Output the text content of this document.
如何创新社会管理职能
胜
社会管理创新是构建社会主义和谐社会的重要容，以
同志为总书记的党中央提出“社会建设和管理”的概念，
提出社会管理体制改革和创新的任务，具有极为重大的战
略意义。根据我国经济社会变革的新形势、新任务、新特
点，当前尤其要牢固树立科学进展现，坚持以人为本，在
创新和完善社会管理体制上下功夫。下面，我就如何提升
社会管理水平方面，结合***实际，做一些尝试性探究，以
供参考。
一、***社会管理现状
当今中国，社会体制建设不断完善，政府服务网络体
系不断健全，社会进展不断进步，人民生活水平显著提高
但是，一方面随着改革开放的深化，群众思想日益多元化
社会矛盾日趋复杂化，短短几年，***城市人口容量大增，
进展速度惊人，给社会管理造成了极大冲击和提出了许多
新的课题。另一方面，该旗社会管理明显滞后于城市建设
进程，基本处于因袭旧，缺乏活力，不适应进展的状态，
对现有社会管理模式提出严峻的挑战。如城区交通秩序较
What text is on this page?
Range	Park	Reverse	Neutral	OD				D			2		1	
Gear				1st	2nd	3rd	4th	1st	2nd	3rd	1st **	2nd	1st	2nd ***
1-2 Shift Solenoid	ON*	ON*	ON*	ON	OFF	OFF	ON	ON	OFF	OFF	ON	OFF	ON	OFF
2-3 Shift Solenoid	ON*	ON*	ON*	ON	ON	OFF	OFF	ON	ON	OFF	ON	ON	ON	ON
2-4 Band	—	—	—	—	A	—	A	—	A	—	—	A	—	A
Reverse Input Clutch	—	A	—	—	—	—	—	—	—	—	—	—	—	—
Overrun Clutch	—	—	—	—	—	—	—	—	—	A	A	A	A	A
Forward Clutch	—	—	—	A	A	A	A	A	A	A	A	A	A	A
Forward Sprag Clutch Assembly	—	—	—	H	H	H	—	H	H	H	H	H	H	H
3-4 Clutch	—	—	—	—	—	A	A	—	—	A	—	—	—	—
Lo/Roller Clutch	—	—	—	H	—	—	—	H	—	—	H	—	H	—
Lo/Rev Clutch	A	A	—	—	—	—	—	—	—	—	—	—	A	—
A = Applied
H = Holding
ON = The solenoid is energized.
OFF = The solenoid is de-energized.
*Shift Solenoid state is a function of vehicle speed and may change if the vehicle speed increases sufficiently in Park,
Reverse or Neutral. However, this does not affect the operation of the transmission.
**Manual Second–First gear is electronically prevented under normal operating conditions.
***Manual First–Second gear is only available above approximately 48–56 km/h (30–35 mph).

• _WORK INSTRUCTIONS_
Scan the listing above and copy all lines containing the word "Manual".

• _FINISHED TASK_
**Manual Second–First gear is electronically prevented under normal operating conditions.
***Manual First–Second gear is only available above approximately 48–56 km/h (30–35 mph).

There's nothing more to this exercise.